## start
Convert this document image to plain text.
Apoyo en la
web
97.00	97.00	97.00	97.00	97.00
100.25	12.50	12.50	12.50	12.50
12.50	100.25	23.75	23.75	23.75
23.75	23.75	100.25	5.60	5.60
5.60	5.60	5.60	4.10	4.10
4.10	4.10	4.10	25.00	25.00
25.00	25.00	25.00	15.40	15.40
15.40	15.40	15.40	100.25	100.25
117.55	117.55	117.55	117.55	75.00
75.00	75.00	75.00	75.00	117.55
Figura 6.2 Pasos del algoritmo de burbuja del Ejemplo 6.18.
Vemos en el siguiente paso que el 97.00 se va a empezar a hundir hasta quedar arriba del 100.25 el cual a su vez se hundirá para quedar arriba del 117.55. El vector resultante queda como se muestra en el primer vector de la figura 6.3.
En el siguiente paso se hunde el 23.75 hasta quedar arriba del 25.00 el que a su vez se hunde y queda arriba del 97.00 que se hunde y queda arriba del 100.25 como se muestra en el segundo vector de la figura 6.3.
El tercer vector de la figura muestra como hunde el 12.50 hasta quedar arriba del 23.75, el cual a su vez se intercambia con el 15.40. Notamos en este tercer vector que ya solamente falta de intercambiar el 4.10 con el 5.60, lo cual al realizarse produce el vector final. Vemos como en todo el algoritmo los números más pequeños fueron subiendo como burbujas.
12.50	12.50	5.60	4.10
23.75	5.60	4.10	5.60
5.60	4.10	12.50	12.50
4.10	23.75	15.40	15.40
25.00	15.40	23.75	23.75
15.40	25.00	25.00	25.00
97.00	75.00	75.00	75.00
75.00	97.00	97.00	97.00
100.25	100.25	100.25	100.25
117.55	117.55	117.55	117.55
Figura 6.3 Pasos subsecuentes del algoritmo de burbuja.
## end
Hand back the material above in full, exactly as written.

Exercise solution ▸
Convert this document image to plain text.
Apoyo en la
web
97.00	97.00	97.00	97.00	97.00
100.25	12.50	12.50	12.50	12.50
12.50	100.25	23.75	23.75	23.75
23.75	23.75	100.25	5.60	5.60
5.60	5.60	5.60	4.10	4.10
4.10	4.10	4.10	25.00	25.00
25.00	25.00	25.00	15.40	15.40
15.40	15.40	15.40	100.25	100.25
117.55	117.55	117.55	117.55	75.00
75.00	75.00	75.00	75.00	117.55
Figura 6.2 Pasos del algoritmo de burbuja del Ejemplo 6.18.
Vemos en el siguiente paso que el 97.00 se va a empezar a hundir hasta quedar arriba del 100.25 el cual a su vez se hundirá para quedar arriba del 117.55. El vector resultante queda como se muestra en el primer vector de la figura 6.3.
En el siguiente paso se hunde el 23.75 hasta quedar arriba del 25.00 el que a su vez se hunde y queda arriba del 97.00 que se hunde y queda arriba del 100.25 como se muestra en el segundo vector de la figura 6.3.
El tercer vector de la figura muestra como hunde el 12.50 hasta quedar arriba del 23.75, el cual a su vez se intercambia con el 15.40. Notamos en este tercer vector que ya solamente falta de intercambiar el 4.10 con el 5.60, lo cual al realizarse produce el vector final. Vemos como en todo el algoritmo los números más pequeños fueron subiendo como burbujas.
12.50	12.50	5.60	4.10
23.75	5.60	4.10	5.60
5.60	4.10	12.50	12.50
4.10	23.75	15.40	15.40
25.00	15.40	23.75	23.75
15.40	25.00	25.00	25.00
97.00	75.00	75.00	75.00
75.00	97.00	97.00	97.00
100.25	100.25	100.25	100.25
117.55	117.55	117.55	117.55
Figura 6.3 Pasos subsecuentes del algoritmo de burbuja.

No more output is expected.